Retype every entry exactly, character for character.

==== Material supplied ====

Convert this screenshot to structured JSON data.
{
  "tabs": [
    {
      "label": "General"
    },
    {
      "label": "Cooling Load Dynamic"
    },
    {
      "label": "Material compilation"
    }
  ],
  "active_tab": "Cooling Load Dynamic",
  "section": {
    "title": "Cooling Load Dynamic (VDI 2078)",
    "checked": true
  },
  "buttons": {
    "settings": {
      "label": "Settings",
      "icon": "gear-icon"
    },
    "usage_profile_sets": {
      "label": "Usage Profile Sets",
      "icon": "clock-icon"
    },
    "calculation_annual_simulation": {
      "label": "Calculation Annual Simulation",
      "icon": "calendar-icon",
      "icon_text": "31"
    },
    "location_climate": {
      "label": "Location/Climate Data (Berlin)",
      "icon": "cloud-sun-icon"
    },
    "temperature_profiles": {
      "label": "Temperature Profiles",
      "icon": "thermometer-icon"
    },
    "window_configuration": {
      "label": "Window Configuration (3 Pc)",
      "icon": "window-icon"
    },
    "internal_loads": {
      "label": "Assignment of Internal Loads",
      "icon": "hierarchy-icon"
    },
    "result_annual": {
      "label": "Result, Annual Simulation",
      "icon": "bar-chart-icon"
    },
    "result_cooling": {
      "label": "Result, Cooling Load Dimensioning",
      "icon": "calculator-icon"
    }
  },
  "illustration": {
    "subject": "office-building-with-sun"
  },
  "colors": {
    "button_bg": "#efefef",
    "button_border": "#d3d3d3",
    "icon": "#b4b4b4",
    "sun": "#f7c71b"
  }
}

====

> **Response to this task**
Convert this screenshot to structured JSON data.
{
  "tabs": [
    {
      "label": "General"
    },
    {
      "label": "Cooling Load Dynamic"
    },
    {
      "label": "Material compilation"
    }
  ],
  "active_tab": "Cooling Load Dynamic",
  "section": {
    "title": "Cooling Load Dynamic (VDI 2078)",
    "checked": true
  },
  "buttons": {
    "settings": {
      "label": "Settings",
      "icon": "gear-icon"
    },
    "usage_profile_sets": {
      "label": "Usage Profile Sets",
      "icon": "clock-icon"
    },
    "calculation_annual_simulation": {
      "label": "Calculation Annual Simulation",
      "icon": "calendar-icon",
      "icon_text": "31"
    },
    "location_climate": {
      "label": "Location/Climate Data (Berlin)",
      "icon": "cloud-sun-icon"
    },
    "temperature_profiles": {
      "label": "Temperature Profiles",
      "icon": "thermometer-icon"
    },
    "window_configuration": {
      "label": "Window Configuration (3 Pc)",
      "icon": "window-icon"
    },
    "internal_loads": {
      "label": "Assignment of Internal Loads",
      "icon": "hierarchy-icon"
    },
    "result_annual": {
      "label": "Result, Annual Simulation",
      "icon": "bar-chart-icon"
    },
    "result_cooling": {
      "label": "Result, Cooling Load Dimensioning",
      "icon": "calculator-icon"
    }
  },
  "illustration": {
    "subject": "office-building-with-sun"
  },
  "colors": {
    "button_bg": "#efefef",
    "button_border": "#d3d3d3",
    "icon": "#b4b4b4",
    "sun": "#f7c71b"
  }
}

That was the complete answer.